#### DATA EXCERPTS:
══════════════════════════════

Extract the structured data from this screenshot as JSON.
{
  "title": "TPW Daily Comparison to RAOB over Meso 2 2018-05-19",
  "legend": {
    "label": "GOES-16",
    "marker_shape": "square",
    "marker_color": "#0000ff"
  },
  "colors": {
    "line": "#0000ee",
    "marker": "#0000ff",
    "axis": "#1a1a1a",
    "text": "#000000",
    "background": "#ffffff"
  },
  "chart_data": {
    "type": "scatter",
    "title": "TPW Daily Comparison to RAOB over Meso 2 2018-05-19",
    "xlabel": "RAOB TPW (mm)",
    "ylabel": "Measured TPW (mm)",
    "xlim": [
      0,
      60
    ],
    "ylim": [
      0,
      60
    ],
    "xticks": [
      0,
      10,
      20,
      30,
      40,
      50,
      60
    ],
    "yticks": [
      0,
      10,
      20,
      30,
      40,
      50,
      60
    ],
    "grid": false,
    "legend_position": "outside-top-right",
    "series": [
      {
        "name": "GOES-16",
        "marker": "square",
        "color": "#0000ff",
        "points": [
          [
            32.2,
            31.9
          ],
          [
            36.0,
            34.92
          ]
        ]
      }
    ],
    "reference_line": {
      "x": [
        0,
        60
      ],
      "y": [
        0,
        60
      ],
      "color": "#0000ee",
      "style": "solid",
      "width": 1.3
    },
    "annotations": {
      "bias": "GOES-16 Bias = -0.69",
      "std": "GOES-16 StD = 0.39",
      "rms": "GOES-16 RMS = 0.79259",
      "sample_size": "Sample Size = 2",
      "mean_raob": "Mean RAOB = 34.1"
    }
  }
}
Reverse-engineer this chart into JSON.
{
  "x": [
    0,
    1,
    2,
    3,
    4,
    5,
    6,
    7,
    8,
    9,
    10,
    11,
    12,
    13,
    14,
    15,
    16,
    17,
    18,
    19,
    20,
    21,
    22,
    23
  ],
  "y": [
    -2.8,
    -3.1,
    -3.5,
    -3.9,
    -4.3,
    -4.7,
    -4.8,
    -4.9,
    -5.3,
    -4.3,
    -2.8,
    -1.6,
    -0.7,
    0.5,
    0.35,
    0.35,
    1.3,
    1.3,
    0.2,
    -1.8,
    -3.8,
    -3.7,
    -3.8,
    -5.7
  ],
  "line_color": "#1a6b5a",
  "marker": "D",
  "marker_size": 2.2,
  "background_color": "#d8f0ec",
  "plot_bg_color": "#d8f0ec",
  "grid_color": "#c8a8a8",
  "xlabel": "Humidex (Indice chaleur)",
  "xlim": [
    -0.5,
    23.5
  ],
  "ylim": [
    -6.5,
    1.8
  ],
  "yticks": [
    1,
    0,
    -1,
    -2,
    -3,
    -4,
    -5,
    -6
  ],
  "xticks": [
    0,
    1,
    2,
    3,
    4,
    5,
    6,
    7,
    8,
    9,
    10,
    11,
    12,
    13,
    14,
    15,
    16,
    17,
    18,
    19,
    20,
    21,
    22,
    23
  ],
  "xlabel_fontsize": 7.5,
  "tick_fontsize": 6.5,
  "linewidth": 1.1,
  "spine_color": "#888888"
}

══════════════════════════════

#### TASK DETAILS:
Output the full listing without altering anything.

#### ANSWER FOR THE TASK:
Extract the structured data from this screenshot as JSON.
{
  "title": "TPW Daily Comparison to RAOB over Meso 2 2018-05-19",
  "legend": {
    "label": "GOES-16",
    "marker_shape": "square",
    "marker_color": "#0000ff"
  },
  "colors": {
    "line": "#0000ee",
    "marker": "#0000ff",
    "axis": "#1a1a1a",
    "text": "#000000",
    "background": "#ffffff"
  },
  "chart_data": {
    "type": "scatter",
    "title": "TPW Daily Comparison to RAOB over Meso 2 2018-05-19",
    "xlabel": "RAOB TPW (mm)",
    "ylabel": "Measured TPW (mm)",
    "xlim": [
      0,
      60
    ],
    "ylim": [
      0,
      60
    ],
    "xticks": [
      0,
      10,
      20,
      30,
      40,
      50,
      60
    ],
    "yticks": [
      0,
      10,
      20,
      30,
      40,
      50,
      60
    ],
    "grid": false,
    "legend_position": "outside-top-right",
    "series": [
      {
        "name": "GOES-16",
        "marker": "square",
        "color": "#0000ff",
        "points": [
          [
            32.2,
            31.9
          ],
          [
            36.0,
            34.92
          ]
        ]
      }
    ],
    "reference_line": {
      "x": [
        0,
        60
      ],
      "y": [
        0,
        60
      ],
      "color": "#0000ee",
      "style": "solid",
      "width": 1.3
    },
    "annotations": {
      "bias": "GOES-16 Bias = -0.69",
      "std": "GOES-16 StD = 0.39",
      "rms": "GOES-16 RMS = 0.79259",
      "sample_size": "Sample Size = 2",
      "mean_raob": "Mean RAOB = 34.1"
    }
  }
}
Reverse-engineer this chart into JSON.
{
  "x": [
    0,
    1,
    2,
    3,
    4,
    5,
    6,
    7,
    8,
    9,
    10,
    11,
    12,
    13,
    14,
    15,
    16,
    17,
    18,
    19,
    20,
    21,
    22,
    23
  ],
  "y": [
    -2.8,
    -3.1,
    -3.5,
    -3.9,
    -4.3,
    -4.7,
    -4.8,
    -4.9,
    -5.3,
    -4.3,
    -2.8,
    -1.6,
    -0.7,
    0.5,
    0.35,
    0.35,
    1.3,
    1.3,
    0.2,
    -1.8,
    -3.8,
    -3.7,
    -3.8,
    -5.7
  ],
  "line_color": "#1a6b5a",
  "marker": "D",
  "marker_size": 2.2,
  "background_color": "#d8f0ec",
  "plot_bg_color": "#d8f0ec",
  "grid_color": "#c8a8a8",
  "xlabel": "Humidex (Indice chaleur)",
  "xlim": [
    -0.5,
    23.5
  ],
  "ylim": [
    -6.5,
    1.8
  ],
  "yticks": [
    1,
    0,
    -1,
    -2,
    -3,
    -4,
    -5,
    -6
  ],
  "xticks": [
    0,
    1,
    2,
    3,
    4,
    5,
    6,
    7,
    8,
    9,
    10,
    11,
    12,
    13,
    14,
    15,
    16,
    17,
    18,
    19,
    20,
    21,
    22,
    23
  ],
  "xlabel_fontsize": 7.5,
  "tick_fontsize": 6.5,
  "linewidth": 1.1,
  "spine_color": "#888888"
}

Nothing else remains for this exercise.